**Stored data:**

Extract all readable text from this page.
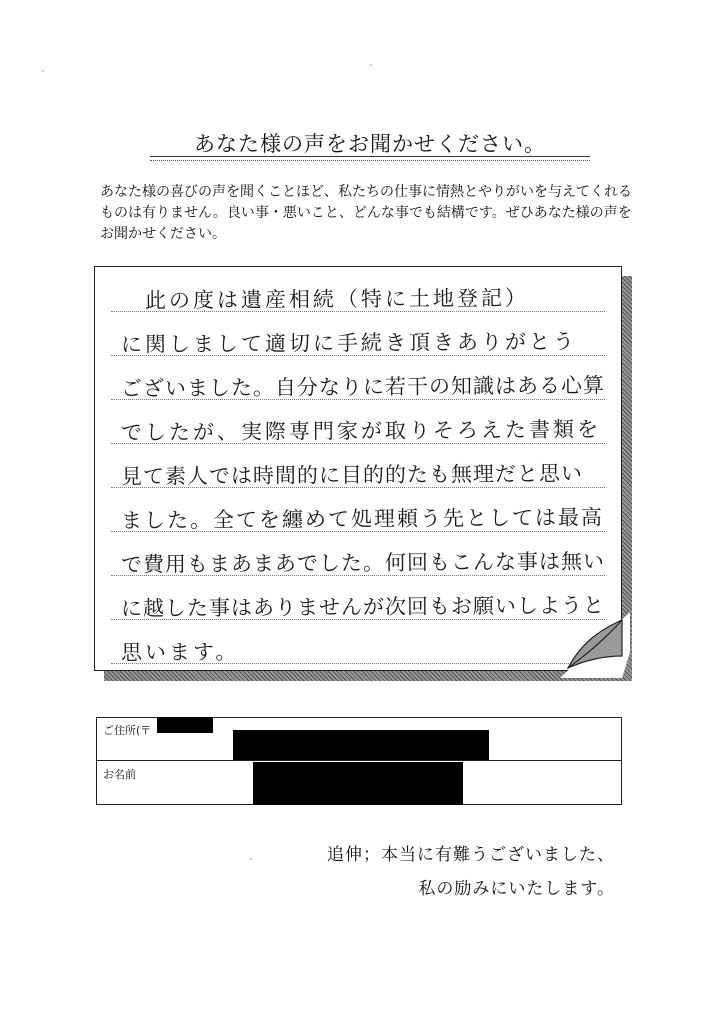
あなた様の声をお聞かせください。
あなた様の喜びの声を聞くことほど、私たちの仕事に情熱とやりがいを与えてくれるものは有りません。良い事・悪いこと、どんな事でも結構です。ぜひあなた様の声をお聞かせください。
此の度は遺産相続（特に土地登記）
に関しまして適切に手続き頂きありがとう
ございました。自分なりに若干の知識はある心算
でしたが、実際専門家が取りそろえた書類を
見て素人では時間的に目的的たも無理だと思い
ました。全てを纏めて処理頼う先としては最高
で費用もまあまあでした。何回もこんな事は無い
に越した事はありませんが次回もお願いしようと
思います。
ご住所(〒
お名前
追伸；本当に有難うございました、
私の励みにいたします。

**Work to complete:**
Reproduce all the entries that precede this task, word for word, minus any pictures.

**Solution to the exercise:**
Extract all readable text from this page.
あなた様の声をお聞かせください。
あなた様の喜びの声を聞くことほど、私たちの仕事に情熱とやりがいを与えてくれるものは有りません。良い事・悪いこと、どんな事でも結構です。ぜひあなた様の声をお聞かせください。
此の度は遺産相続（特に土地登記）
に関しまして適切に手続き頂きありがとう
ございました。自分なりに若干の知識はある心算
でしたが、実際専門家が取りそろえた書類を
見て素人では時間的に目的的たも無理だと思い
ました。全てを纏めて処理頼う先としては最高
で費用もまあまあでした。何回もこんな事は無い
に越した事はありませんが次回もお願いしようと
思います。
ご住所(〒
お名前
追伸；本当に有難うございました、
私の励みにいたします。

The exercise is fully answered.